[start]

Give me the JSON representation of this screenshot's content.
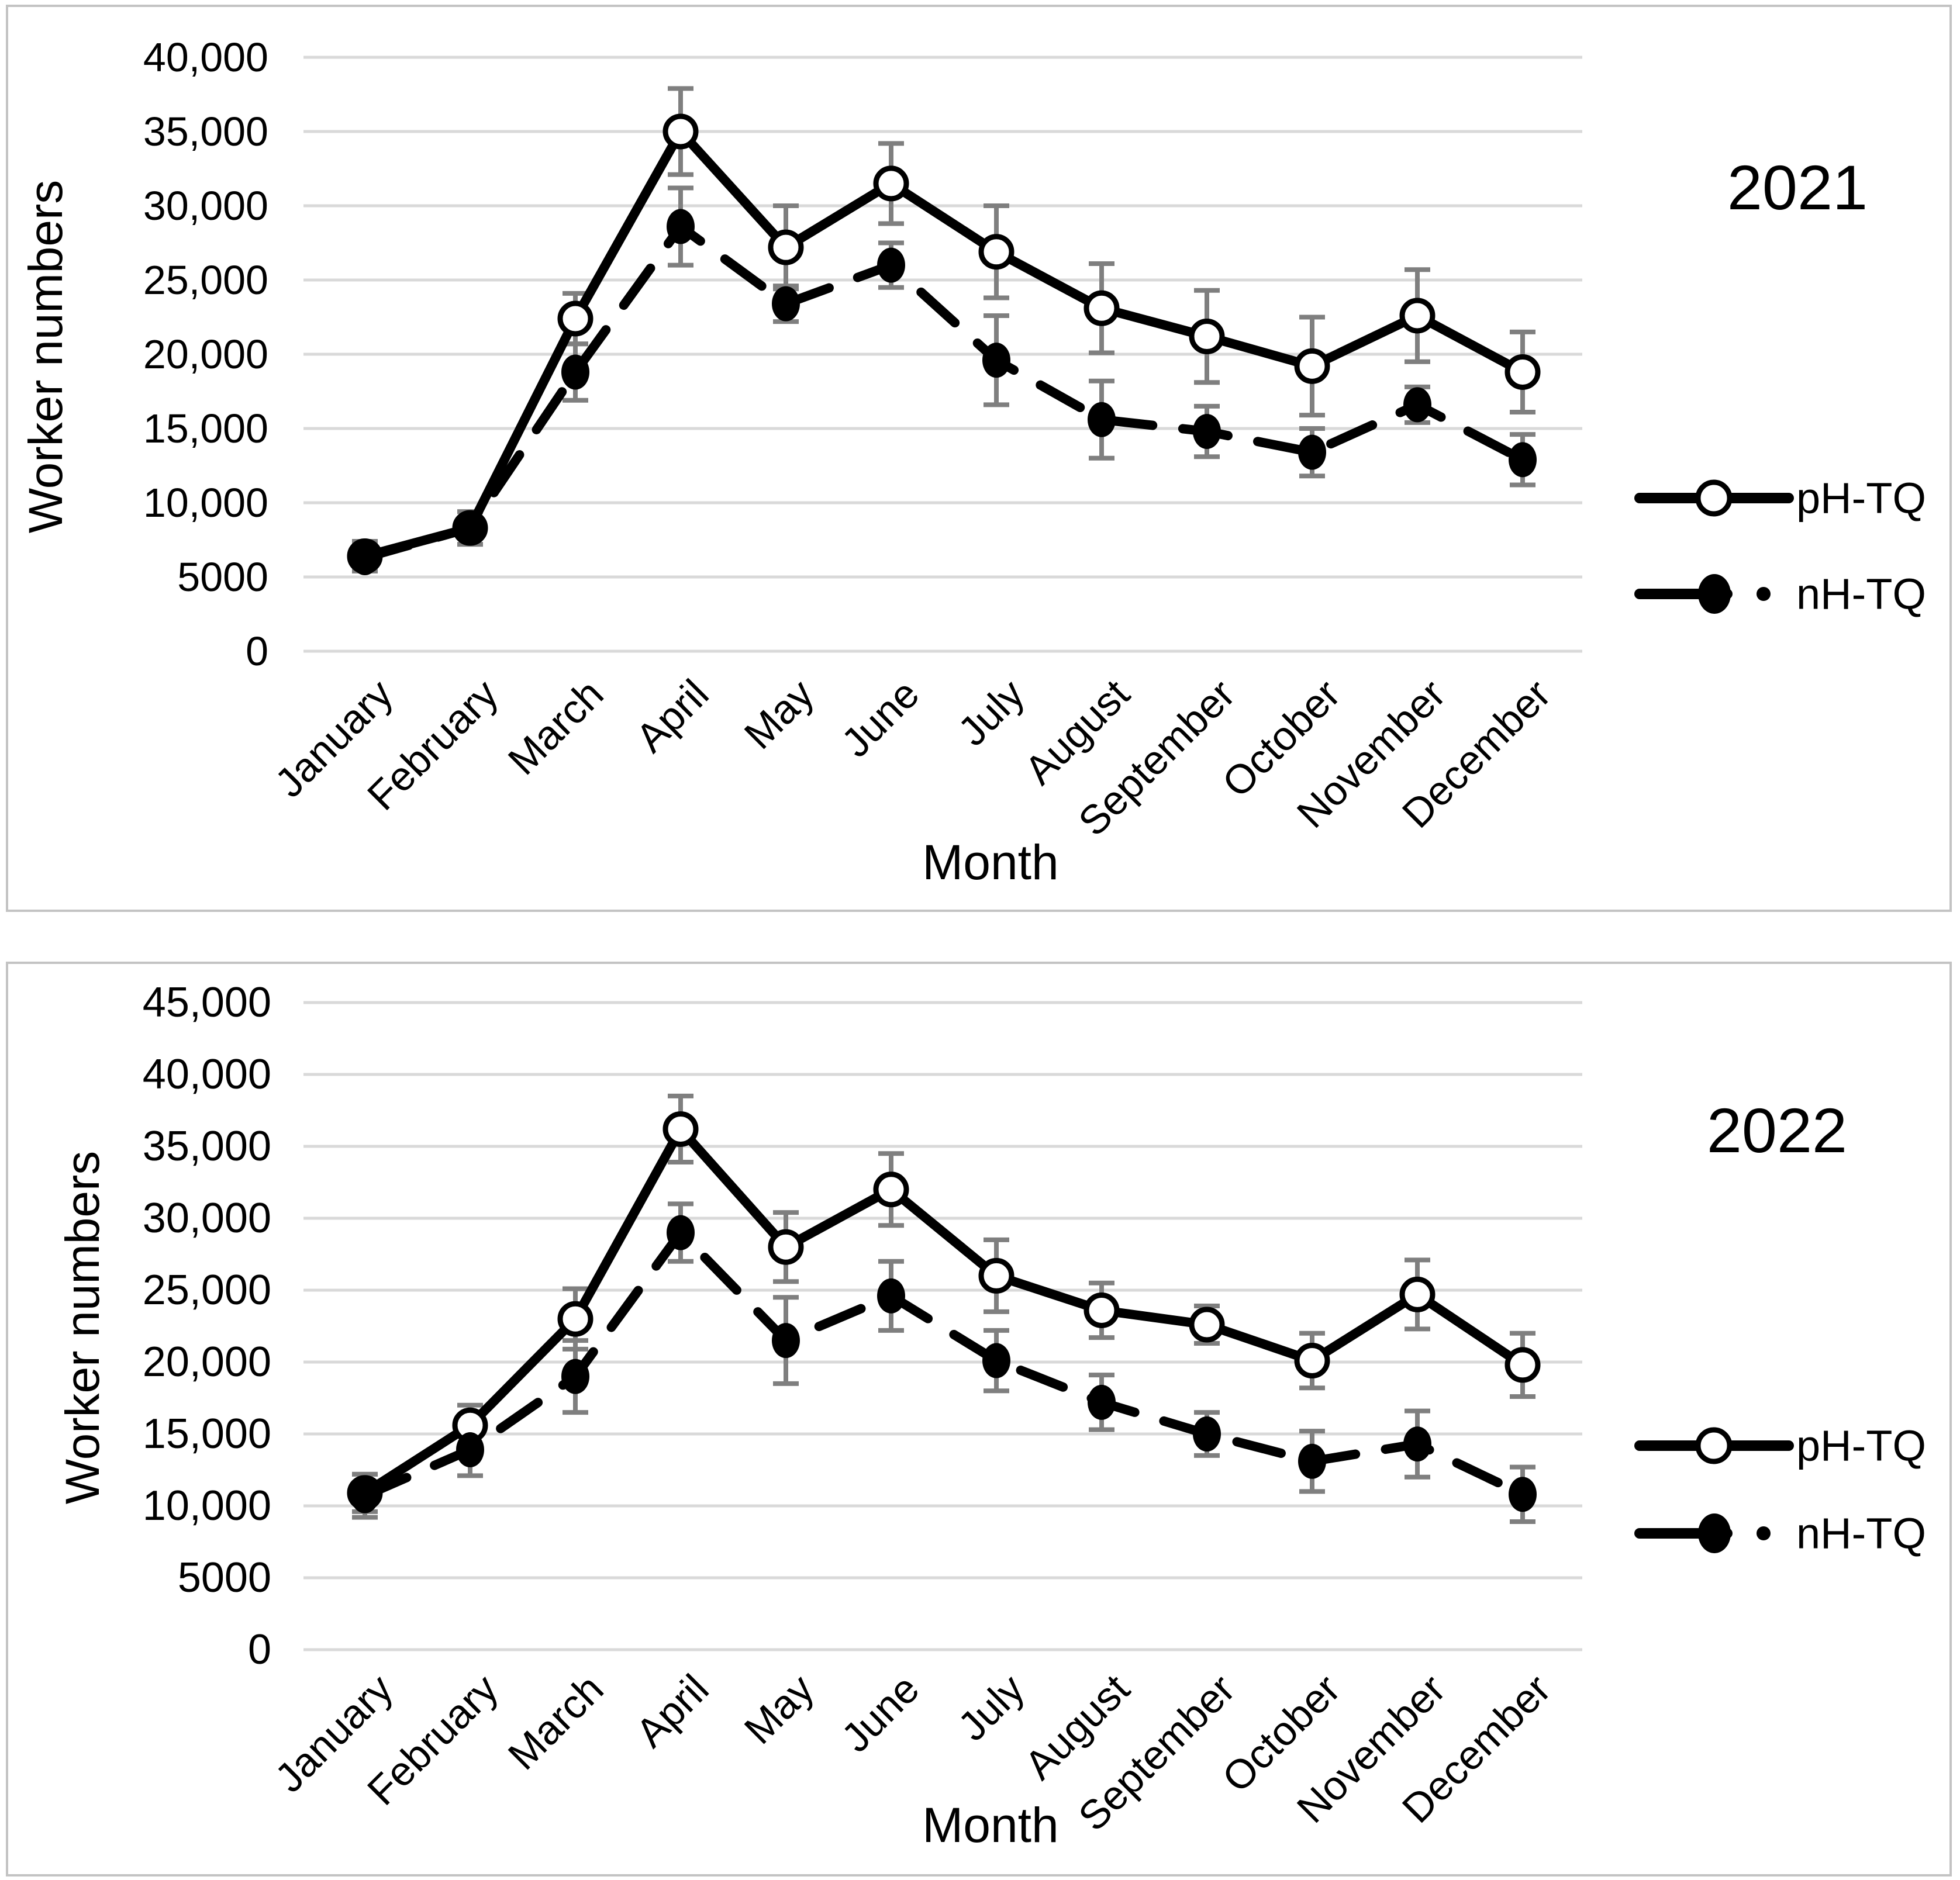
{
  "colors": {
    "series_line": "#000000",
    "marker_open_fill": "#ffffff",
    "marker_filled_fill": "#000000",
    "error_bar": "#7f7f7f",
    "gridline": "#d9d9d9",
    "panel_border": "#c3c3c3",
    "background": "#ffffff",
    "text": "#000000"
  },
  "chart_data": [
    {
      "type": "line",
      "year_label": "2021",
      "xlabel": "Month",
      "ylabel": "Worker numbers",
      "ylim": [
        0,
        40000
      ],
      "ytick_step": 5000,
      "grid": "horizontal",
      "legend_position": "right",
      "yticks": [
        {
          "label": "40,000",
          "value": 40000
        },
        {
          "label": "35,000",
          "value": 35000
        },
        {
          "label": "30,000",
          "value": 30000
        },
        {
          "label": "25,000",
          "value": 25000
        },
        {
          "label": "20,000",
          "value": 20000
        },
        {
          "label": "15,000",
          "value": 15000
        },
        {
          "label": "10,000",
          "value": 10000
        },
        {
          "label": "5000",
          "value": 5000
        },
        {
          "label": "0",
          "value": 0
        }
      ],
      "categories": [
        "January",
        "February",
        "March",
        "April",
        "May",
        "June",
        "July",
        "August",
        "September",
        "October",
        "November",
        "December"
      ],
      "series": [
        {
          "name": "pH-TQ",
          "marker": "open-circle",
          "line_style": "solid",
          "values": [
            6400,
            8300,
            22400,
            35000,
            27200,
            31500,
            26900,
            23100,
            21200,
            19200,
            22600,
            18800
          ],
          "errors": [
            1000,
            1100,
            1700,
            2900,
            2800,
            2700,
            3100,
            3000,
            3100,
            3300,
            3100,
            2700
          ]
        },
        {
          "name": "nH-TQ",
          "marker": "filled-circle",
          "line_style": "dashed",
          "values": [
            6300,
            8300,
            18800,
            28600,
            23400,
            26000,
            19600,
            15600,
            14800,
            13400,
            16600,
            12900
          ],
          "errors": [
            900,
            1100,
            1900,
            2600,
            1200,
            1500,
            3000,
            2600,
            1700,
            1600,
            1200,
            1700
          ]
        }
      ]
    },
    {
      "type": "line",
      "year_label": "2022",
      "xlabel": "Month",
      "ylabel": "Worker numbers",
      "ylim": [
        0,
        45000
      ],
      "ytick_step": 5000,
      "grid": "horizontal",
      "legend_position": "right",
      "yticks": [
        {
          "label": "45,000",
          "value": 45000
        },
        {
          "label": "40,000",
          "value": 40000
        },
        {
          "label": "35,000",
          "value": 35000
        },
        {
          "label": "30,000",
          "value": 30000
        },
        {
          "label": "25,000",
          "value": 25000
        },
        {
          "label": "20,000",
          "value": 20000
        },
        {
          "label": "15,000",
          "value": 15000
        },
        {
          "label": "10,000",
          "value": 10000
        },
        {
          "label": "5000",
          "value": 5000
        },
        {
          "label": "0",
          "value": 0
        }
      ],
      "categories": [
        "January",
        "February",
        "March",
        "April",
        "May",
        "June",
        "July",
        "August",
        "September",
        "October",
        "November",
        "December"
      ],
      "series": [
        {
          "name": "pH-TQ",
          "marker": "open-circle",
          "line_style": "solid",
          "values": [
            10900,
            15600,
            23000,
            36200,
            28000,
            32000,
            26000,
            23600,
            22600,
            20100,
            24700,
            19800
          ],
          "errors": [
            1300,
            1400,
            2100,
            2300,
            2400,
            2500,
            2500,
            1900,
            1300,
            1900,
            2400,
            2200
          ]
        },
        {
          "name": "nH-TQ",
          "marker": "filled-circle",
          "line_style": "dashed",
          "values": [
            10700,
            13900,
            19000,
            29000,
            21500,
            24600,
            20100,
            17200,
            15000,
            13100,
            14300,
            10800
          ],
          "errors": [
            1500,
            1800,
            2500,
            2000,
            3000,
            2400,
            2100,
            1900,
            1500,
            2100,
            2300,
            1900
          ]
        }
      ]
    }
  ]
}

[end]

_TASK GOAL_:
Output the entries above exactly, without their pictures.

_COMPLETE ANSWER_:
Give me the JSON representation of this screenshot's content.
{
  "colors": {
    "series_line": "#000000",
    "marker_open_fill": "#ffffff",
    "marker_filled_fill": "#000000",
    "error_bar": "#7f7f7f",
    "gridline": "#d9d9d9",
    "panel_border": "#c3c3c3",
    "background": "#ffffff",
    "text": "#000000"
  },
  "chart_data": [
    {
      "type": "line",
      "year_label": "2021",
      "xlabel": "Month",
      "ylabel": "Worker numbers",
      "ylim": [
        0,
        40000
      ],
      "ytick_step": 5000,
      "grid": "horizontal",
      "legend_position": "right",
      "yticks": [
        {
          "label": "40,000",
          "value": 40000
        },
        {
          "label": "35,000",
          "value": 35000
        },
        {
          "label": "30,000",
          "value": 30000
        },
        {
          "label": "25,000",
          "value": 25000
        },
        {
          "label": "20,000",
          "value": 20000
        },
        {
          "label": "15,000",
          "value": 15000
        },
        {
          "label": "10,000",
          "value": 10000
        },
        {
          "label": "5000",
          "value": 5000
        },
        {
          "label": "0",
          "value": 0
        }
      ],
      "categories": [
        "January",
        "February",
        "March",
        "April",
        "May",
        "June",
        "July",
        "August",
        "September",
        "October",
        "November",
        "December"
      ],
      "series": [
        {
          "name": "pH-TQ",
          "marker": "open-circle",
          "line_style": "solid",
          "values": [
            6400,
            8300,
            22400,
            35000,
            27200,
            31500,
            26900,
            23100,
            21200,
            19200,
            22600,
            18800
          ],
          "errors": [
            1000,
            1100,
            1700,
            2900,
            2800,
            2700,
            3100,
            3000,
            3100,
            3300,
            3100,
            2700
          ]
        },
        {
          "name": "nH-TQ",
          "marker": "filled-circle",
          "line_style": "dashed",
          "values": [
            6300,
            8300,
            18800,
            28600,
            23400,
            26000,
            19600,
            15600,
            14800,
            13400,
            16600,
            12900
          ],
          "errors": [
            900,
            1100,
            1900,
            2600,
            1200,
            1500,
            3000,
            2600,
            1700,
            1600,
            1200,
            1700
          ]
        }
      ]
    },
    {
      "type": "line",
      "year_label": "2022",
      "xlabel": "Month",
      "ylabel": "Worker numbers",
      "ylim": [
        0,
        45000
      ],
      "ytick_step": 5000,
      "grid": "horizontal",
      "legend_position": "right",
      "yticks": [
        {
          "label": "45,000",
          "value": 45000
        },
        {
          "label": "40,000",
          "value": 40000
        },
        {
          "label": "35,000",
          "value": 35000
        },
        {
          "label": "30,000",
          "value": 30000
        },
        {
          "label": "25,000",
          "value": 25000
        },
        {
          "label": "20,000",
          "value": 20000
        },
        {
          "label": "15,000",
          "value": 15000
        },
        {
          "label": "10,000",
          "value": 10000
        },
        {
          "label": "5000",
          "value": 5000
        },
        {
          "label": "0",
          "value": 0
        }
      ],
      "categories": [
        "January",
        "February",
        "March",
        "April",
        "May",
        "June",
        "July",
        "August",
        "September",
        "October",
        "November",
        "December"
      ],
      "series": [
        {
          "name": "pH-TQ",
          "marker": "open-circle",
          "line_style": "solid",
          "values": [
            10900,
            15600,
            23000,
            36200,
            28000,
            32000,
            26000,
            23600,
            22600,
            20100,
            24700,
            19800
          ],
          "errors": [
            1300,
            1400,
            2100,
            2300,
            2400,
            2500,
            2500,
            1900,
            1300,
            1900,
            2400,
            2200
          ]
        },
        {
          "name": "nH-TQ",
          "marker": "filled-circle",
          "line_style": "dashed",
          "values": [
            10700,
            13900,
            19000,
            29000,
            21500,
            24600,
            20100,
            17200,
            15000,
            13100,
            14300,
            10800
          ],
          "errors": [
            1500,
            1800,
            2500,
            2000,
            3000,
            2400,
            2100,
            1900,
            1500,
            2100,
            2300,
            1900
          ]
        }
      ]
    }
  ]
}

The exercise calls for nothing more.